**What the task asks:** Print out each entry below exactly, please.

**Data supplied:**
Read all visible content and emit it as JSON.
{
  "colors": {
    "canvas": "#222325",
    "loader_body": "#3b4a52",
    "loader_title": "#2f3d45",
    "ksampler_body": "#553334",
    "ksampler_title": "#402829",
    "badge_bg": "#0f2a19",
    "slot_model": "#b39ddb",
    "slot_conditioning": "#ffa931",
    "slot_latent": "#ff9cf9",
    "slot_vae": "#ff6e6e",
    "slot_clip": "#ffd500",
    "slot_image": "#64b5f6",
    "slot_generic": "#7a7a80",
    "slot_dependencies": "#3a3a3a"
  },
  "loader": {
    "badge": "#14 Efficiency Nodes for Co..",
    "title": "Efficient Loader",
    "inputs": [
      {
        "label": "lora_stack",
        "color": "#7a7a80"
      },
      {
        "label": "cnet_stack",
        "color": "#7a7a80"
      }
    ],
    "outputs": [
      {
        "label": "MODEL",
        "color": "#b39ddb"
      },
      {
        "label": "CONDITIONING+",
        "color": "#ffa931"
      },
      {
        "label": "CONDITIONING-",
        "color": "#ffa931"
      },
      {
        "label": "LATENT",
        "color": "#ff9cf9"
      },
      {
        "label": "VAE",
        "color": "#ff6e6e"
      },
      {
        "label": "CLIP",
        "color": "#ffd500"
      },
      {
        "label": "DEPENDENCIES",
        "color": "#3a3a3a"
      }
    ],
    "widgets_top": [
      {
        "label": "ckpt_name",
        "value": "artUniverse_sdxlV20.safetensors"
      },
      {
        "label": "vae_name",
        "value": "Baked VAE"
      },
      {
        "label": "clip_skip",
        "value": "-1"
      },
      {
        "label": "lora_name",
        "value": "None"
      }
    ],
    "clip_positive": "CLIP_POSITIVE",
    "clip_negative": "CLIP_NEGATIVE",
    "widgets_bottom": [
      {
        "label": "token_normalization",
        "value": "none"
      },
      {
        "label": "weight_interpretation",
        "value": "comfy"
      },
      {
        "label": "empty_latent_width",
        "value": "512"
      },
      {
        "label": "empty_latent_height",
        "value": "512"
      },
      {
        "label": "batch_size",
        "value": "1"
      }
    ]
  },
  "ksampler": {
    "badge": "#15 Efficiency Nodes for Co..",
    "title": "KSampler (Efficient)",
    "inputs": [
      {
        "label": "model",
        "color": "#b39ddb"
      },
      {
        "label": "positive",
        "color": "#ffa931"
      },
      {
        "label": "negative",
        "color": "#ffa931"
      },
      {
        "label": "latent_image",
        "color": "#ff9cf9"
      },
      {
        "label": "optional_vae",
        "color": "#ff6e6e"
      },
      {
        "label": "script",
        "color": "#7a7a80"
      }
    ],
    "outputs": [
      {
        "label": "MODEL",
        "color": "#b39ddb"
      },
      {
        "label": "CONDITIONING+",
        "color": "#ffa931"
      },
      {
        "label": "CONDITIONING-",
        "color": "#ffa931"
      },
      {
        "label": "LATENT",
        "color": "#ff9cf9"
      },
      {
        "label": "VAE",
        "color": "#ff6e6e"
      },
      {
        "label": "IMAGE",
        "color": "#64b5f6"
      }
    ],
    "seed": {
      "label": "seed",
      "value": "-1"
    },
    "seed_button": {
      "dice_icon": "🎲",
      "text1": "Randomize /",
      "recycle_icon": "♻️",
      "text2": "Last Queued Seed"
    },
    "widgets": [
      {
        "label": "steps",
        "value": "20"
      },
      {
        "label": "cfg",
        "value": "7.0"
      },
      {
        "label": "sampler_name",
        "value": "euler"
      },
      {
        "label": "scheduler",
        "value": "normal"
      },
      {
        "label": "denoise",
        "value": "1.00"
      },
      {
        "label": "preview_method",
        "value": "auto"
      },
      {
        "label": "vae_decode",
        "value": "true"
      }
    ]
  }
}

**Complete response:**
Read all visible content and emit it as JSON.
{
  "colors": {
    "canvas": "#222325",
    "loader_body": "#3b4a52",
    "loader_title": "#2f3d45",
    "ksampler_body": "#553334",
    "ksampler_title": "#402829",
    "badge_bg": "#0f2a19",
    "slot_model": "#b39ddb",
    "slot_conditioning": "#ffa931",
    "slot_latent": "#ff9cf9",
    "slot_vae": "#ff6e6e",
    "slot_clip": "#ffd500",
    "slot_image": "#64b5f6",
    "slot_generic": "#7a7a80",
    "slot_dependencies": "#3a3a3a"
  },
  "loader": {
    "badge": "#14 Efficiency Nodes for Co..",
    "title": "Efficient Loader",
    "inputs": [
      {
        "label": "lora_stack",
        "color": "#7a7a80"
      },
      {
        "label": "cnet_stack",
        "color": "#7a7a80"
      }
    ],
    "outputs": [
      {
        "label": "MODEL",
        "color": "#b39ddb"
      },
      {
        "label": "CONDITIONING+",
        "color": "#ffa931"
      },
      {
        "label": "CONDITIONING-",
        "color": "#ffa931"
      },
      {
        "label": "LATENT",
        "color": "#ff9cf9"
      },
      {
        "label": "VAE",
        "color": "#ff6e6e"
      },
      {
        "label": "CLIP",
        "color": "#ffd500"
      },
      {
        "label": "DEPENDENCIES",
        "color": "#3a3a3a"
      }
    ],
    "widgets_top": [
      {
        "label": "ckpt_name",
        "value": "artUniverse_sdxlV20.safetensors"
      },
      {
        "label": "vae_name",
        "value": "Baked VAE"
      },
      {
        "label": "clip_skip",
        "value": "-1"
      },
      {
        "label": "lora_name",
        "value": "None"
      }
    ],
    "clip_positive": "CLIP_POSITIVE",
    "clip_negative": "CLIP_NEGATIVE",
    "widgets_bottom": [
      {
        "label": "token_normalization",
        "value": "none"
      },
      {
        "label": "weight_interpretation",
        "value": "comfy"
      },
      {
        "label": "empty_latent_width",
        "value": "512"
      },
      {
        "label": "empty_latent_height",
        "value": "512"
      },
      {
        "label": "batch_size",
        "value": "1"
      }
    ]
  },
  "ksampler": {
    "badge": "#15 Efficiency Nodes for Co..",
    "title": "KSampler (Efficient)",
    "inputs": [
      {
        "label": "model",
        "color": "#b39ddb"
      },
      {
        "label": "positive",
        "color": "#ffa931"
      },
      {
        "label": "negative",
        "color": "#ffa931"
      },
      {
        "label": "latent_image",
        "color": "#ff9cf9"
      },
      {
        "label": "optional_vae",
        "color": "#ff6e6e"
      },
      {
        "label": "script",
        "color": "#7a7a80"
      }
    ],
    "outputs": [
      {
        "label": "MODEL",
        "color": "#b39ddb"
      },
      {
        "label": "CONDITIONING+",
        "color": "#ffa931"
      },
      {
        "label": "CONDITIONING-",
        "color": "#ffa931"
      },
      {
        "label": "LATENT",
        "color": "#ff9cf9"
      },
      {
        "label": "VAE",
        "color": "#ff6e6e"
      },
      {
        "label": "IMAGE",
        "color": "#64b5f6"
      }
    ],
    "seed": {
      "label": "seed",
      "value": "-1"
    },
    "seed_button": {
      "dice_icon": "🎲",
      "text1": "Randomize /",
      "recycle_icon": "♻️",
      "text2": "Last Queued Seed"
    },
    "widgets": [
      {
        "label": "steps",
        "value": "20"
      },
      {
        "label": "cfg",
        "value": "7.0"
      },
      {
        "label": "sampler_name",
        "value": "euler"
      },
      {
        "label": "scheduler",
        "value": "normal"
      },
      {
        "label": "denoise",
        "value": "1.00"
      },
      {
        "label": "preview_method",
        "value": "auto"
      },
      {
        "label": "vae_decode",
        "value": "true"
      }
    ]
  }
}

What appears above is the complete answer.